• **REQUIRED TASK**:
Select from the data all lines with the word "αξιολόγηση".
-- Begin RECORDS FOR THIS TASK --
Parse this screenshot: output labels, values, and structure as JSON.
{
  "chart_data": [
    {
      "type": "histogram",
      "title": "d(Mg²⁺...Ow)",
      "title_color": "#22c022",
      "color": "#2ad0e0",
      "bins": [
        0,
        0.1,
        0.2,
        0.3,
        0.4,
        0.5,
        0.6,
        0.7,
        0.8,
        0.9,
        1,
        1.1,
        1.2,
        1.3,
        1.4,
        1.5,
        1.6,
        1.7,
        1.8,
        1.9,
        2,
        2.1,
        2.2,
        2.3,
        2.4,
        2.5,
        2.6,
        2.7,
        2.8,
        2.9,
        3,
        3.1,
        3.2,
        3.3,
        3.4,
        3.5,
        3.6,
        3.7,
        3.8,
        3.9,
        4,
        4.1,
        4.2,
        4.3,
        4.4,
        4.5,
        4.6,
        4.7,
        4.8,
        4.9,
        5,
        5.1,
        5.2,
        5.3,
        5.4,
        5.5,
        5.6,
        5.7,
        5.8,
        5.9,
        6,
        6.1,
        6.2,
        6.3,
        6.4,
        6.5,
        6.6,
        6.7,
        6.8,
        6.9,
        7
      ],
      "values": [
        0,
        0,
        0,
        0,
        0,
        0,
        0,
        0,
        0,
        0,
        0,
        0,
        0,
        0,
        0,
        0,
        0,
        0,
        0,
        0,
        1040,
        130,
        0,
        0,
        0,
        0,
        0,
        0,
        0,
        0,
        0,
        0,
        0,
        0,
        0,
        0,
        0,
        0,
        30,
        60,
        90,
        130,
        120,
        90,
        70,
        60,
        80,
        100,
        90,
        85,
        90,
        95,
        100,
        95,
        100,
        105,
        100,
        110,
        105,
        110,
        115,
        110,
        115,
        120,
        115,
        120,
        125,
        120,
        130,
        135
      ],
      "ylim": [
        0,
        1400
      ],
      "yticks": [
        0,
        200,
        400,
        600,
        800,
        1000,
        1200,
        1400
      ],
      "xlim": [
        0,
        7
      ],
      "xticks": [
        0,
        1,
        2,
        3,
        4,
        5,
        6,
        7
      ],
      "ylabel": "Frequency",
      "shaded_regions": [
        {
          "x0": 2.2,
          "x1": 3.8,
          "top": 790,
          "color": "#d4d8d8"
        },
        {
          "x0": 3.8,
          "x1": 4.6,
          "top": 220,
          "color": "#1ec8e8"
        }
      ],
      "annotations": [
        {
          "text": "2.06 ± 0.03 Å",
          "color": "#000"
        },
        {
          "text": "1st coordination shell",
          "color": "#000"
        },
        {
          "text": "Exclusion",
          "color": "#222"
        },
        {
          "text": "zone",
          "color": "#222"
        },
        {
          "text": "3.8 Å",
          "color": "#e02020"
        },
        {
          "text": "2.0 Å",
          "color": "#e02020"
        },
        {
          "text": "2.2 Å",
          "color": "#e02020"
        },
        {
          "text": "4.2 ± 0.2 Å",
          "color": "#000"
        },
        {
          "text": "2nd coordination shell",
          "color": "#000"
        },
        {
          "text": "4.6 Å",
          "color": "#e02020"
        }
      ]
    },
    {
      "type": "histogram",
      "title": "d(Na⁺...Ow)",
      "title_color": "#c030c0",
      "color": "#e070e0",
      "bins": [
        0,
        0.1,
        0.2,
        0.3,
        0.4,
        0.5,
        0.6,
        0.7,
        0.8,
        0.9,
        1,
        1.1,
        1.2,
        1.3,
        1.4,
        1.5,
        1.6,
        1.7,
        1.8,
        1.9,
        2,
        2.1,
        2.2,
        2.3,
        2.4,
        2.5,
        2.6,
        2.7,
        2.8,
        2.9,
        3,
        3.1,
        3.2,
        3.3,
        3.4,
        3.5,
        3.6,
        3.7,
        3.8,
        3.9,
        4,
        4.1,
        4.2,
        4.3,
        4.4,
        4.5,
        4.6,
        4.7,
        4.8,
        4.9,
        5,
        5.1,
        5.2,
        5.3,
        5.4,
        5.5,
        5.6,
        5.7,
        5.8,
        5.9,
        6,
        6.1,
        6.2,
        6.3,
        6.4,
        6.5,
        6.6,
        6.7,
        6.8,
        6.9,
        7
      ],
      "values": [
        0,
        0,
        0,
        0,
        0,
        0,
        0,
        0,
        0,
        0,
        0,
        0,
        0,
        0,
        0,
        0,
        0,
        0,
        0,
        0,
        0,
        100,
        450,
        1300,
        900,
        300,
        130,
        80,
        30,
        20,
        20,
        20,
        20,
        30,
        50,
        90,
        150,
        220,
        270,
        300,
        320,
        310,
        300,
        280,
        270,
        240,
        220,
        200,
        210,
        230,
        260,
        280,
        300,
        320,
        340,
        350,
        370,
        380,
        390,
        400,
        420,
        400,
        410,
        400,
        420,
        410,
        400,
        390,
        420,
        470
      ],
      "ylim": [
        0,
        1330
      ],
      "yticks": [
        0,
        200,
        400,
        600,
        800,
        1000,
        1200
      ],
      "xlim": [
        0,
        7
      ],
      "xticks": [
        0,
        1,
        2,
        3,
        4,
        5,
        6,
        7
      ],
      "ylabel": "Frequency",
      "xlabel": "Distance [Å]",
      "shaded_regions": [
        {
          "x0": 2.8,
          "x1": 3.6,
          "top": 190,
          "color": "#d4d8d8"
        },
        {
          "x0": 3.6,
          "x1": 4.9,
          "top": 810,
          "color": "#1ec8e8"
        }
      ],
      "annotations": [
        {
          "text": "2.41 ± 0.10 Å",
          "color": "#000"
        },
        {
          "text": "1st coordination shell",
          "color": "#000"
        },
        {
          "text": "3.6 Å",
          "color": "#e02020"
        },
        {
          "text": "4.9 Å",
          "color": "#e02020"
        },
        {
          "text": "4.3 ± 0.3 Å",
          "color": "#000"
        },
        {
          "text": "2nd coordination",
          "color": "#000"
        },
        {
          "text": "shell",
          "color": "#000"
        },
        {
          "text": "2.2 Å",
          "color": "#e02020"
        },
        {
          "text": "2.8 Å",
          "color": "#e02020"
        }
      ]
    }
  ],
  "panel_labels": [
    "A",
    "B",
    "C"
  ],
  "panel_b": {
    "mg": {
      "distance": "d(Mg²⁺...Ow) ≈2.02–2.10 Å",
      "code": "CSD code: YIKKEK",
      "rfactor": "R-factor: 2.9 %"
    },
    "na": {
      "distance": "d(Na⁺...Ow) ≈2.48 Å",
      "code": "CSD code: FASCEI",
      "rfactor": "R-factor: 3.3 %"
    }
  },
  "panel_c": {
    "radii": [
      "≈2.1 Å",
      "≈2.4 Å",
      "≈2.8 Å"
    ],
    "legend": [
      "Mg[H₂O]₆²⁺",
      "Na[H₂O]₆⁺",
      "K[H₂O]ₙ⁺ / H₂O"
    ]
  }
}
-- End RECORDS FOR THIS TASK --
-- Begin RECORDS FOR THIS TASK --
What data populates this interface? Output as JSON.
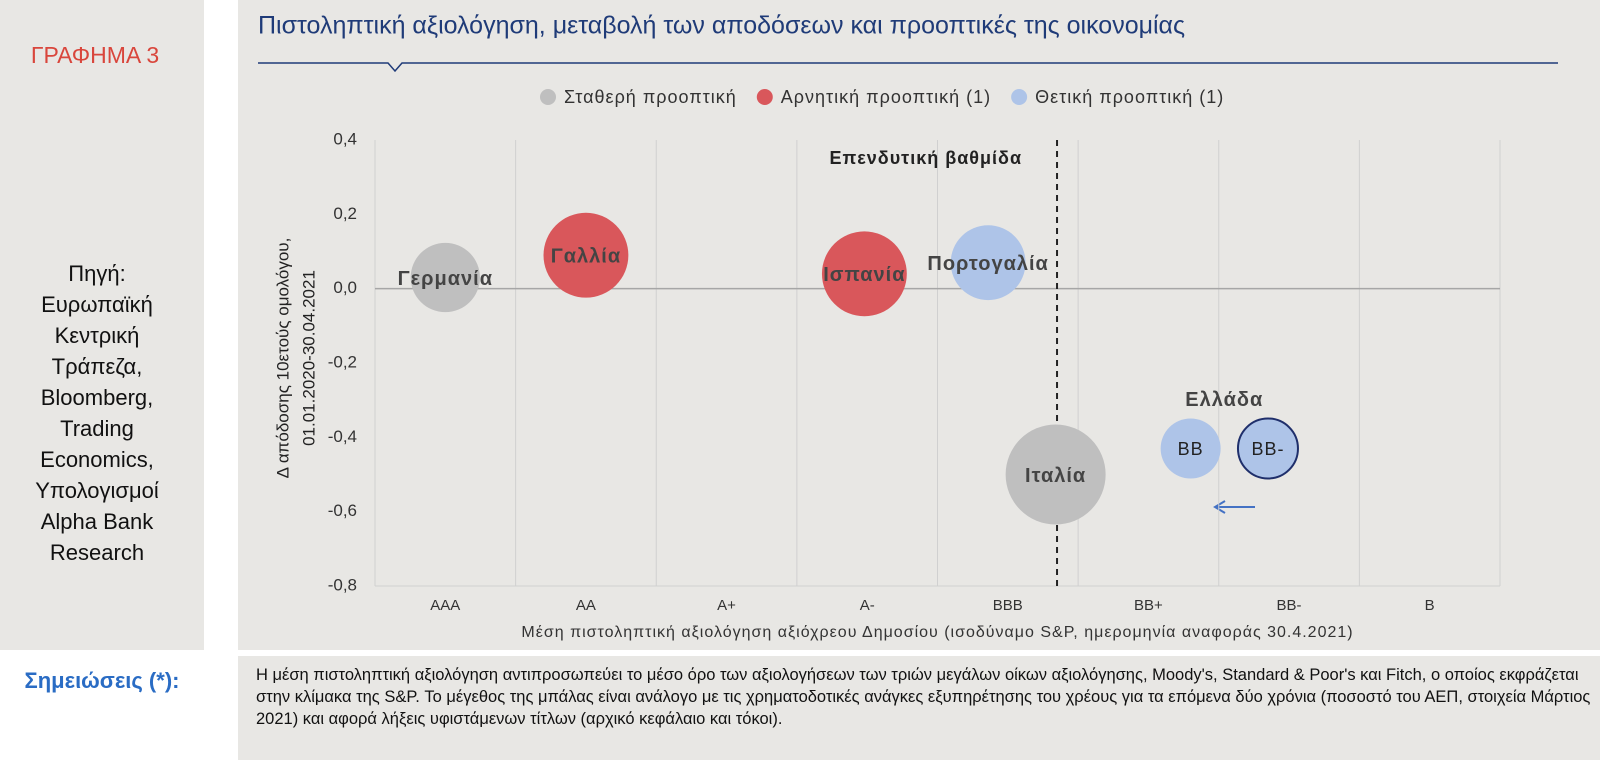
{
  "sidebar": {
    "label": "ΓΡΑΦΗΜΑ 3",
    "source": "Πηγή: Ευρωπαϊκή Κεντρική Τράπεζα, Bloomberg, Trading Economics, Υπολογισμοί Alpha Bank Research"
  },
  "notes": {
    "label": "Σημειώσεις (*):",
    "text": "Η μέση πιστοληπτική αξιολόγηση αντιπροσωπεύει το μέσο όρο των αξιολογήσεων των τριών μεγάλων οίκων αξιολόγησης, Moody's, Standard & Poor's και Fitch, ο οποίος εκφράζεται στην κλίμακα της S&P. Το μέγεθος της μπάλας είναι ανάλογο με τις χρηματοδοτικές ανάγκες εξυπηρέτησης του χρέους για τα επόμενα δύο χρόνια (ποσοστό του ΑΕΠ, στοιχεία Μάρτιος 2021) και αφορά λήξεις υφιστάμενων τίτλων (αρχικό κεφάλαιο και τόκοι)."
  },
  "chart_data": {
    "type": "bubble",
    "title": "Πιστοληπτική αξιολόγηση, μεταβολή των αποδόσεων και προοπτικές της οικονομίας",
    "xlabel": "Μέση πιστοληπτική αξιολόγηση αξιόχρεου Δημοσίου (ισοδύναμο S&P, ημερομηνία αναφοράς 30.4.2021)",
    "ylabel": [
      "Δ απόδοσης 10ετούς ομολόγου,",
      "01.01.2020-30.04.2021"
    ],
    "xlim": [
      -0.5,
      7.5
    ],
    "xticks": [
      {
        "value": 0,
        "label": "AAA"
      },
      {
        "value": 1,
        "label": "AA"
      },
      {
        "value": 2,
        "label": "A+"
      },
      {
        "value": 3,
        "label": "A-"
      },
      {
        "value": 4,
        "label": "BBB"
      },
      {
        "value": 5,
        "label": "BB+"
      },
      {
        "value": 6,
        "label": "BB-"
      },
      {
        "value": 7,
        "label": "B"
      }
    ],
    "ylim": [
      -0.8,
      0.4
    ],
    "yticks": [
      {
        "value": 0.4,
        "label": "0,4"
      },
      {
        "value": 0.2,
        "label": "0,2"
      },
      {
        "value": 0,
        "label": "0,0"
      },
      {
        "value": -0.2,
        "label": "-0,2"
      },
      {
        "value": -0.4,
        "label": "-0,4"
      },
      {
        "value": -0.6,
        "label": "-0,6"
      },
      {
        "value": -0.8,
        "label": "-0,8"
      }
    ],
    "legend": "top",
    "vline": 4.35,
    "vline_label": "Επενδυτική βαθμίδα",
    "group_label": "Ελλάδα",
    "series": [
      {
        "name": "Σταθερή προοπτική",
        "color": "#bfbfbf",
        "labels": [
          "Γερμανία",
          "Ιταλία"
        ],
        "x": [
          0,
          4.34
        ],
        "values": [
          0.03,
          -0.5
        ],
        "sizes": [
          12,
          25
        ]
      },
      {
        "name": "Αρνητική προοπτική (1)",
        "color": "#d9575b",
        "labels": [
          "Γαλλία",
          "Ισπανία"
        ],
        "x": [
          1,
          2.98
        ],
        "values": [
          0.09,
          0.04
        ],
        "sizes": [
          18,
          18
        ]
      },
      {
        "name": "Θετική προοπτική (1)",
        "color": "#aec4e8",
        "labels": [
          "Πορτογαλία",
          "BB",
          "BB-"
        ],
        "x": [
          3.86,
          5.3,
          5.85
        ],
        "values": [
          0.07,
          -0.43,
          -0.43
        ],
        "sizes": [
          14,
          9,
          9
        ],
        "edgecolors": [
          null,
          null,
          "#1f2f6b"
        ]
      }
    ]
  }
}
-- End RECORDS FOR THIS TASK --
-- Begin RECORDS FOR THIS TASK --
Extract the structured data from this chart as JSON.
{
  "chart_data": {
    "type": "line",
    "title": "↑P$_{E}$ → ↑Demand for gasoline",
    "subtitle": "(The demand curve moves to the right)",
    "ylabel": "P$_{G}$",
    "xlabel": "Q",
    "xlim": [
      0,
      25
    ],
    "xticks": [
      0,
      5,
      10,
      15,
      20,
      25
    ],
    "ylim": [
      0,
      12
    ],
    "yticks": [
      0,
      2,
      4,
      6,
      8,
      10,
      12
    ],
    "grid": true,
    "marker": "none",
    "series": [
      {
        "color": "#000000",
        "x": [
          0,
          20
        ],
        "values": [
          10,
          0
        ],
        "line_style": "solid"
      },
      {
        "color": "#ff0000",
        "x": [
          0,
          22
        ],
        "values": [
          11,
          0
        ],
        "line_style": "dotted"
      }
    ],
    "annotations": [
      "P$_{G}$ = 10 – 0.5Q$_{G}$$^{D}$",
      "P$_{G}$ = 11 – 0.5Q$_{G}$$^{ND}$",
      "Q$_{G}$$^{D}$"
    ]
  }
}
-- End RECORDS FOR THIS TASK --
• **PROBLEM SOLUTION**:
    "text": "Η μέση πιστοληπτική αξιολόγηση αντιπροσωπεύει το μέσο όρο των αξιολογήσεων των τριών μεγάλων οίκων αξιολόγησης, Moody's, Standard & Poor's και Fitch, ο οποίος εκφράζεται στην κλίμακα της S&P. Το μέγεθος της μπάλας είναι ανάλογο με τις χρηματοδοτικές ανάγκες εξυπηρέτησης του χρέους για τα επόμενα δύο χρόνια (ποσοστό του ΑΕΠ, στοιχεία Μάρτιος 2021) και αφορά λήξεις υφιστάμενων τίτλων (αρχικό κεφάλαιο και τόκοι)."
    "title": "Πιστοληπτική αξιολόγηση, μεταβολή των αποδόσεων και προοπτικές της οικονομίας",
    "xlabel": "Μέση πιστοληπτική αξιολόγηση αξιόχρεου Δημοσίου (ισοδύναμο S&P, ημερομηνία αναφοράς 30.4.2021)",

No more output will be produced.